## ENTRIES SHOWN
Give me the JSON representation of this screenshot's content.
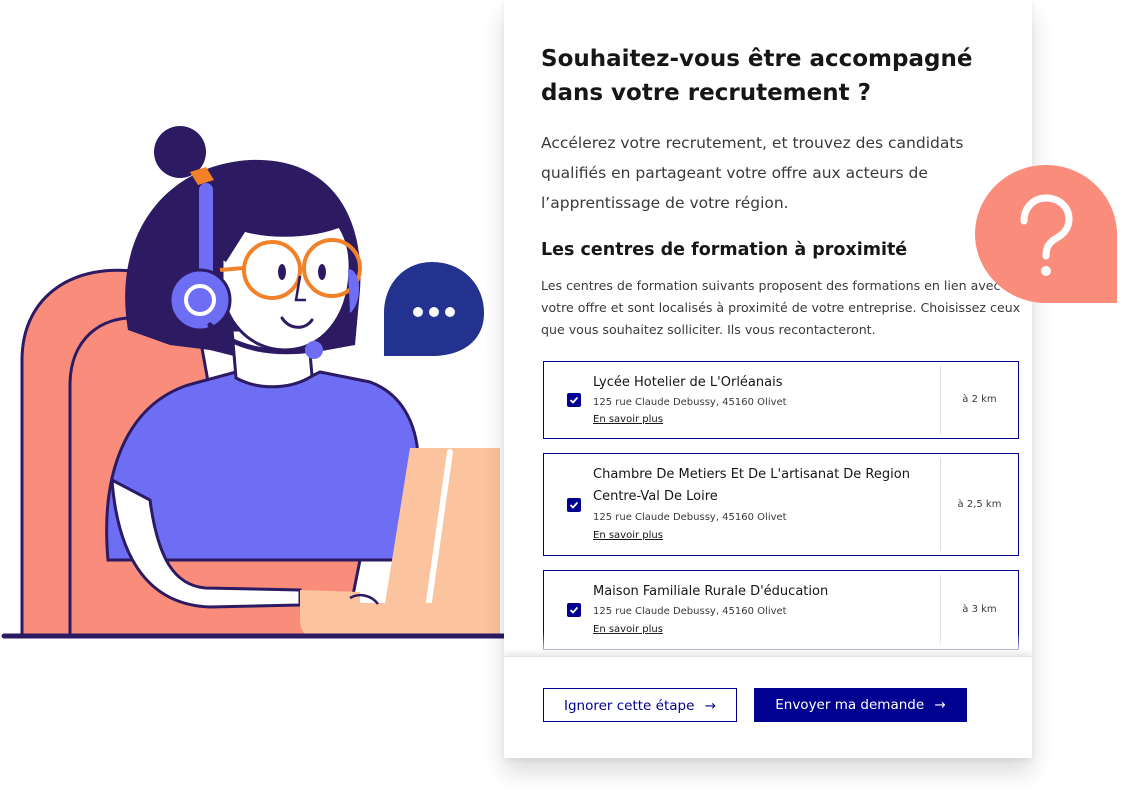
{
  "modal": {
    "title": "Souhaitez-vous être accompagné dans votre recrutement ?",
    "intro": "Accélerez votre recrutement, et trouvez des candidats qualifiés en partageant votre offre aux acteurs de l’apprentissage de votre région.",
    "section_title": "Les centres de formation à proximité",
    "section_desc": "Les centres de formation suivants proposent des formations en lien avec votre offre et sont localisés à proximité de votre entreprise. Choisissez ceux que vous souhaitez solliciter. Ils vous recontacteront."
  },
  "centres": [
    {
      "name": "Lycée Hotelier de L'Orléanais",
      "address": "125 rue Claude Debussy, 45160 Olivet",
      "link": "En savoir plus",
      "distance": "à 2 km",
      "checked": true
    },
    {
      "name": "Chambre De Metiers Et De L'artisanat De Region Centre-Val De Loire",
      "address": "125 rue Claude Debussy, 45160 Olivet",
      "link": "En savoir plus",
      "distance": "à 2,5 km",
      "checked": true
    },
    {
      "name": "Maison Familiale Rurale D'éducation",
      "address": "125 rue Claude Debussy, 45160 Olivet",
      "link": "En savoir plus",
      "distance": "à 3 km",
      "checked": true
    }
  ],
  "footer": {
    "skip_label": "Ignorer cette étape",
    "send_label": "Envoyer ma demande",
    "arrow": "→"
  },
  "icons": {
    "chat_bubble": "chat-dots-icon",
    "question_bubble": "question-mark-icon",
    "checkbox": "checkmark-icon"
  },
  "colors": {
    "primary": "#000091",
    "coral": "#FA8C7C",
    "violet": "#6E6EF5",
    "dark_purple": "#2C1A62",
    "orange": "#F28229",
    "skin": "#FBC49E",
    "chat_blue": "#23318F"
  }
}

## GIVEN REQUEST
Read the entries and pick out all lines that include the word "centres".

## TASK RESULT
    "section_title": "Les centres de formation à proximité",
    "section_desc": "Les centres de formation suivants proposent des formations en lien avec votre offre et sont localisés à proximité de votre entreprise. Choisissez ceux que vous souhaitez solliciter. Ils vous recontacteront."
  "centres": [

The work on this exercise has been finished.